Le ministère de l’Agriculture s’était fixé pour objectif d’accueillir 200 000 élèves et apprentis (ils sont 175 000 cette année) dans l’enseignement technique agricole pour la rentrée de 2022. Pour y arriver, il a lancé en septembre 2019 une réforme des seuils de dédoublement des classes visant à donner plus d’autonomie aux établissements dans l’ajustement de leur offre de formation et d’organisation de leurs enseignements.

Des effets à apprécier sur le long terme

Le CGAAER (1) et l’Inspection de l’enseignement agricole (IEA) ont dressé un premier bilan de cette réforme dans un rapport publié le 3 novembre 2020. Si la réforme a été mise en place « dans des conditions aussi bonnes que possible lors de la rentrée scolaire de 2019 » et que l’érosion des effectifs a été stoppée la même année, il est impossible d’établir un lien entre les deux événements.

« L’ambition de la réforme s’inscrit toutefois dans le moyen et long terme, estiment les deux organismes. Sa mise en œuvre doit s’ancrer dans la durée et se fonder sur des actions qui remettent en cause des habitudes de fonctionnement de l’enseignement technique agricole ».

* [Action à mener A] Recopiez le passage du texte sur la réforme de l'enseignement agricole, de « Des effets à » à « les deux événements. ».
* [Action à mener B] D'après le texte sur la réforme de l'enseignement agricole, pourquoi le ministère de l'Agriculture a-t-il lancé la réforme des seuils de dédoublement des classes ? Répondez en une à trois phrases.
* [Action à mener C] Rédigez la suite du texte sur la réforme de l'enseignement agricole, à partir de sa dernière phrase.

* [Informations sources]
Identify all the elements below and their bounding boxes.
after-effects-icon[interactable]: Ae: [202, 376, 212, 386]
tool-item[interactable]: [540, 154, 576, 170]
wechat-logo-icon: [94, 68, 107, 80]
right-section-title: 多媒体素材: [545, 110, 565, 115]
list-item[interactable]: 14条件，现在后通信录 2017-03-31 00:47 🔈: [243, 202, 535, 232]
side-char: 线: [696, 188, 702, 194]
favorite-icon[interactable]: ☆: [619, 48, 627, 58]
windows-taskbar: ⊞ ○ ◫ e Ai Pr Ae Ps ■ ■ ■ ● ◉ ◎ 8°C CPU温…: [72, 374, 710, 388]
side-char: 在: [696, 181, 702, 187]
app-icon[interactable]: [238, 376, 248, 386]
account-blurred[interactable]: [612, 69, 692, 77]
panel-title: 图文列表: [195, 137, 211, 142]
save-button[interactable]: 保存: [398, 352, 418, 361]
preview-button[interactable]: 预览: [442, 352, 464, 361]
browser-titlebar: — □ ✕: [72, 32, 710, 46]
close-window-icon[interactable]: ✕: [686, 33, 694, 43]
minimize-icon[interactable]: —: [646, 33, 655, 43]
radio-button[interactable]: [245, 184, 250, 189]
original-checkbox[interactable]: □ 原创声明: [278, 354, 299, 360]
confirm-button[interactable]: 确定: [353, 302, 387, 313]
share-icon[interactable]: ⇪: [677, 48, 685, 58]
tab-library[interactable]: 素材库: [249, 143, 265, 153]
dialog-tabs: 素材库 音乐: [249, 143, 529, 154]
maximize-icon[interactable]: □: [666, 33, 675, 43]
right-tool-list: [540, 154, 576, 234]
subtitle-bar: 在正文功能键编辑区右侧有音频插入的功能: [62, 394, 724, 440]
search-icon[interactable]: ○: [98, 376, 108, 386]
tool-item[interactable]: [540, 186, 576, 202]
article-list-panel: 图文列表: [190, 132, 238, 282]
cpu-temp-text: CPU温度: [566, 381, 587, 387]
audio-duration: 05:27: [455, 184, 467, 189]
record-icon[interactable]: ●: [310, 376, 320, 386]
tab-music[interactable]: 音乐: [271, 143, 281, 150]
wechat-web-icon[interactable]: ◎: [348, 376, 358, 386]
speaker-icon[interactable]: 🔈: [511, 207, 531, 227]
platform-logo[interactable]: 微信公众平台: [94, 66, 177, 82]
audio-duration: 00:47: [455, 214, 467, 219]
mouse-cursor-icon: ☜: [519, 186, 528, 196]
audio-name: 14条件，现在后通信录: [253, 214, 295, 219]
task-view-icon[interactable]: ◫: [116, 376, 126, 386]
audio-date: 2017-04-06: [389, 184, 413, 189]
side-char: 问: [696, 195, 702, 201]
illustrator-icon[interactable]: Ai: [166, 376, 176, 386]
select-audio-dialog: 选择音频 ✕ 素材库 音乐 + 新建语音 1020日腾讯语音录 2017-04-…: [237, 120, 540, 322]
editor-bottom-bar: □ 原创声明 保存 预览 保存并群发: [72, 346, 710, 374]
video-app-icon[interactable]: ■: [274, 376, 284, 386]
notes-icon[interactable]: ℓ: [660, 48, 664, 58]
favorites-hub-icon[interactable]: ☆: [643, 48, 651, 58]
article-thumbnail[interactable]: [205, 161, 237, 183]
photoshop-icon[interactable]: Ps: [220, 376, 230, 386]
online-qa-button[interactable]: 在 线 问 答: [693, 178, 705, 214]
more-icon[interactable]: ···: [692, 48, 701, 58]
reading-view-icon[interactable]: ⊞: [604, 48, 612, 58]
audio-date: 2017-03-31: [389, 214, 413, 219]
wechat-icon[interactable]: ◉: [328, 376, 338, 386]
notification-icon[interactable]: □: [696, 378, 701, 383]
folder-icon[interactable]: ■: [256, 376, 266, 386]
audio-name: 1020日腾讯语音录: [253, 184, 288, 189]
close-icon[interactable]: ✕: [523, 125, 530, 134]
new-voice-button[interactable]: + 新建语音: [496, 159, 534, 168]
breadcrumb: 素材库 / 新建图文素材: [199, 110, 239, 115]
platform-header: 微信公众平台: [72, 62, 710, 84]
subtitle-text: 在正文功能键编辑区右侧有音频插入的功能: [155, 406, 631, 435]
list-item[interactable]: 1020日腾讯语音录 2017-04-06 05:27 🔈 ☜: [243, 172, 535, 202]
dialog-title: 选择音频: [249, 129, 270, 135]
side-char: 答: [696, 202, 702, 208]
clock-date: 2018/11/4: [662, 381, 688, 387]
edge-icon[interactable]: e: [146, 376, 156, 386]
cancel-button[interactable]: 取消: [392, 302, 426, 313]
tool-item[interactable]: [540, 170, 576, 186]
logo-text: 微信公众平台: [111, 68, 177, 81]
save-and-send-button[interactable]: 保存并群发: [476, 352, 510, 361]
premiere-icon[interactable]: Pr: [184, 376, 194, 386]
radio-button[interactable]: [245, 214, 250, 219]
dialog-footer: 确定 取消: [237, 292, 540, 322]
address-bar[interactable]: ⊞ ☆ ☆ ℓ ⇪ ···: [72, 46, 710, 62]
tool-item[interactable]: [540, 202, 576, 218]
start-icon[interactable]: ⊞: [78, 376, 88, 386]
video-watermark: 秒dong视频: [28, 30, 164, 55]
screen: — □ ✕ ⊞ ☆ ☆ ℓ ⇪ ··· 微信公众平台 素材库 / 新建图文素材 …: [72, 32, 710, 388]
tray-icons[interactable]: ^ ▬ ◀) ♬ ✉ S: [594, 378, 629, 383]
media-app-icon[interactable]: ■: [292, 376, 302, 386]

* [Résultat A]
Des effets à apprécier sur le long terme

Le CGAAER (1) et l’Inspection de l’enseignement agricole (IEA) ont dressé un premier bilan de cette réforme dans un rapport publié le 3 novembre 2020. Si la réforme a été mise en place « dans des conditions aussi bonnes que possible lors de la rentrée scolaire de 2019 » et que l’érosion des effectifs a été stoppée la même année, il est impossible d’établir un lien entre les deux événements.

* [Résultat B] Le ministère voulait accueillir 200 000 élèves et apprentis dans l'enseignement technique agricole à la rentrée 2022, contre 175 000 cette année. La réforme lancée en septembre 2019 devait permettre d'atteindre cet objectif. Elle donne pour cela plus d'autonomie aux établissements pour ajuster leur offre de formation et organiser leurs enseignements.

* [Résultat C]
Une réforme fortement critiquée par les syndicats

La quasi-totalité des syndicats représentatifs des personnels de l’enseignement agricole avaient également dressé de leur côté leur propre bilan de la réforme en créant un « Observatoire des dégradations de l’enseignement agricole ». Ils avaient évoqué le 18 juin des « conséquences négatives de cette réforme sur les conditions d’apprentissage des jeunes et sur les conditions de travail des agents ».

Les syndicats en avaient profité pour demander la confrontation de leurs résultats avec ceux du rapport du CGAAER et de l’IEA afin « d’envisager des mesures correctrices nécessaires comme le ministre s’y était engagé ».

Alexis Marcotte

(1) Conseil général de l’alimentation, de l’agriculture et des espaces ruraux.